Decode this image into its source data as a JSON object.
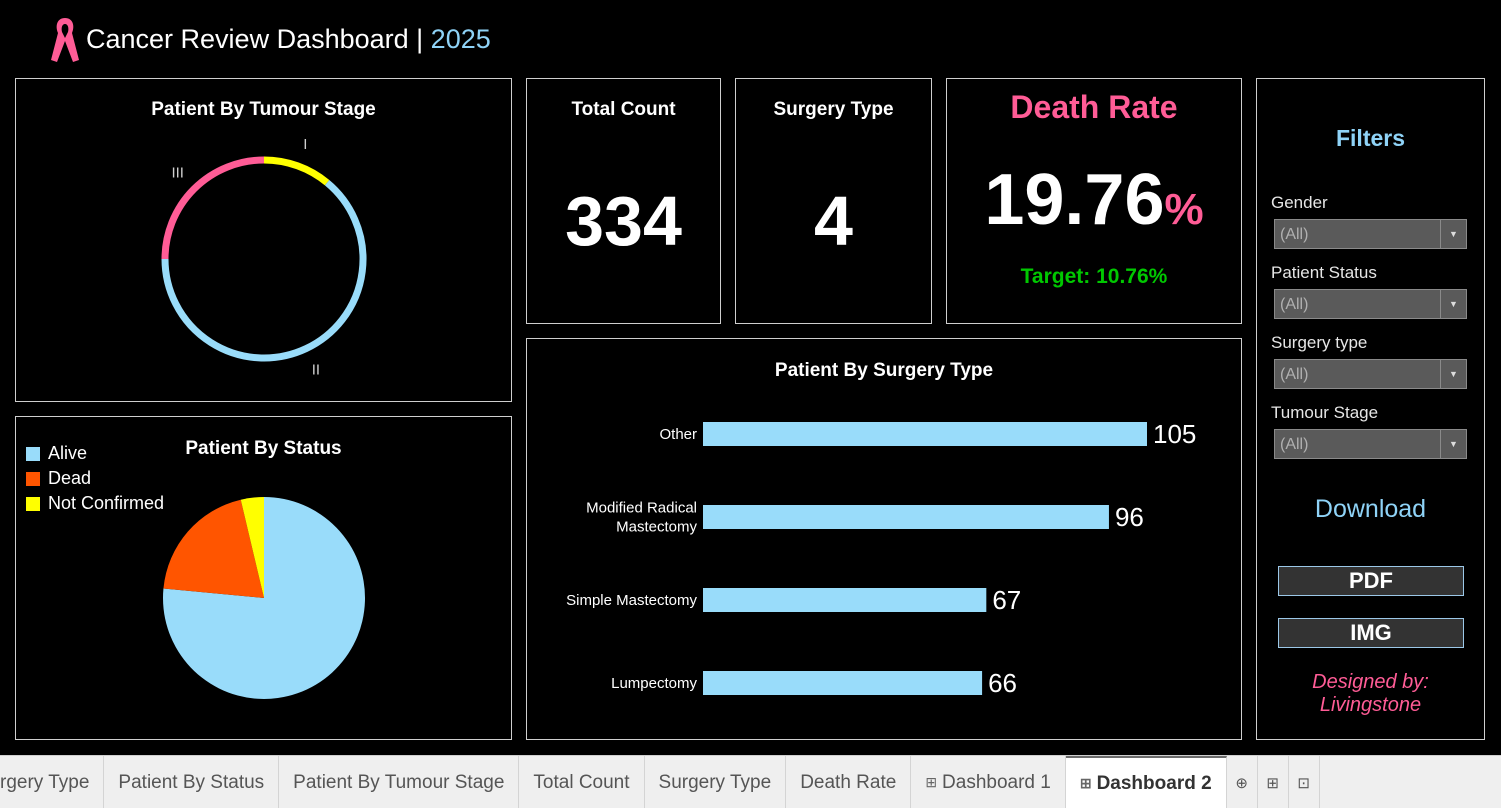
{
  "header": {
    "title": "Cancer Review Dashboard | ",
    "year": "2025",
    "ribbon_color": "#ff5c96"
  },
  "tumour_stage": {
    "title": "Patient By Tumour Stage",
    "labels": [
      "I",
      "II",
      "III"
    ],
    "colors": {
      "I": "#ffff00",
      "II": "#99dcfa",
      "III": "#ff5c96"
    },
    "share_percent": {
      "I": 11,
      "II": 64,
      "III": 25
    }
  },
  "status": {
    "title": "Patient By Status",
    "legend": [
      {
        "label": "Alive",
        "color": "#99dcfa"
      },
      {
        "label": "Dead",
        "color": "#ff5500"
      },
      {
        "label": "Not Confirmed",
        "color": "#ffff00"
      }
    ],
    "share_percent": [
      76.5,
      19.8,
      3.7
    ]
  },
  "total_count": {
    "title": "Total Count",
    "value": "334"
  },
  "surgery_type_kpi": {
    "title": "Surgery Type",
    "value": "4"
  },
  "death_rate": {
    "title": "Death Rate",
    "value": "19.76",
    "unit": "%",
    "target_label": "Target: ",
    "target_value": "10.76%",
    "title_color": "#ff5c96",
    "target_color": "#00c800"
  },
  "chart_data": {
    "type": "bar",
    "orientation": "horizontal",
    "title": "Patient By Surgery Type",
    "categories": [
      "Other",
      "Modified Radical\nMastectomy",
      "Simple Mastectomy",
      "Lumpectomy"
    ],
    "values": [
      105,
      96,
      67,
      66
    ],
    "color": "#99dcfa",
    "xlabel": "",
    "ylabel": ""
  },
  "filters": {
    "title": "Filters",
    "items": [
      {
        "label": "Gender",
        "value": "(All)"
      },
      {
        "label": "Patient Status",
        "value": "(All)"
      },
      {
        "label": "Surgery type",
        "value": "(All)"
      },
      {
        "label": "Tumour Stage",
        "value": "(All)"
      }
    ],
    "download_label": "Download",
    "pdf_label": "PDF",
    "img_label": "IMG",
    "designed_line1": "Designed by:",
    "designed_line2": "Livingstone"
  },
  "tabs": [
    {
      "label": "rgery Type",
      "icon": false
    },
    {
      "label": "Patient By Status",
      "icon": false
    },
    {
      "label": "Patient By Tumour Stage",
      "icon": false
    },
    {
      "label": "Total Count",
      "icon": false
    },
    {
      "label": "Surgery Type",
      "icon": false
    },
    {
      "label": "Death Rate",
      "icon": false
    },
    {
      "label": "Dashboard 1",
      "icon": true
    },
    {
      "label": "Dashboard 2",
      "icon": true,
      "active": true
    }
  ]
}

______________________________

Repeat each record exactly, with the pictures left out.

— Answer —
Decode this image into its source data as a JSON object.
{
  "header": {
    "title": "Cancer Review Dashboard | ",
    "year": "2025",
    "ribbon_color": "#ff5c96"
  },
  "tumour_stage": {
    "title": "Patient By Tumour Stage",
    "labels": [
      "I",
      "II",
      "III"
    ],
    "colors": {
      "I": "#ffff00",
      "II": "#99dcfa",
      "III": "#ff5c96"
    },
    "share_percent": {
      "I": 11,
      "II": 64,
      "III": 25
    }
  },
  "status": {
    "title": "Patient By Status",
    "legend": [
      {
        "label": "Alive",
        "color": "#99dcfa"
      },
      {
        "label": "Dead",
        "color": "#ff5500"
      },
      {
        "label": "Not Confirmed",
        "color": "#ffff00"
      }
    ],
    "share_percent": [
      76.5,
      19.8,
      3.7
    ]
  },
  "total_count": {
    "title": "Total Count",
    "value": "334"
  },
  "surgery_type_kpi": {
    "title": "Surgery Type",
    "value": "4"
  },
  "death_rate": {
    "title": "Death Rate",
    "value": "19.76",
    "unit": "%",
    "target_label": "Target: ",
    "target_value": "10.76%",
    "title_color": "#ff5c96",
    "target_color": "#00c800"
  },
  "chart_data": {
    "type": "bar",
    "orientation": "horizontal",
    "title": "Patient By Surgery Type",
    "categories": [
      "Other",
      "Modified Radical\nMastectomy",
      "Simple Mastectomy",
      "Lumpectomy"
    ],
    "values": [
      105,
      96,
      67,
      66
    ],
    "color": "#99dcfa",
    "xlabel": "",
    "ylabel": ""
  },
  "filters": {
    "title": "Filters",
    "items": [
      {
        "label": "Gender",
        "value": "(All)"
      },
      {
        "label": "Patient Status",
        "value": "(All)"
      },
      {
        "label": "Surgery type",
        "value": "(All)"
      },
      {
        "label": "Tumour Stage",
        "value": "(All)"
      }
    ],
    "download_label": "Download",
    "pdf_label": "PDF",
    "img_label": "IMG",
    "designed_line1": "Designed by:",
    "designed_line2": "Livingstone"
  },
  "tabs": [
    {
      "label": "rgery Type",
      "icon": false
    },
    {
      "label": "Patient By Status",
      "icon": false
    },
    {
      "label": "Patient By Tumour Stage",
      "icon": false
    },
    {
      "label": "Total Count",
      "icon": false
    },
    {
      "label": "Surgery Type",
      "icon": false
    },
    {
      "label": "Death Rate",
      "icon": false
    },
    {
      "label": "Dashboard 1",
      "icon": true
    },
    {
      "label": "Dashboard 2",
      "icon": true,
      "active": true
    }
  ]
}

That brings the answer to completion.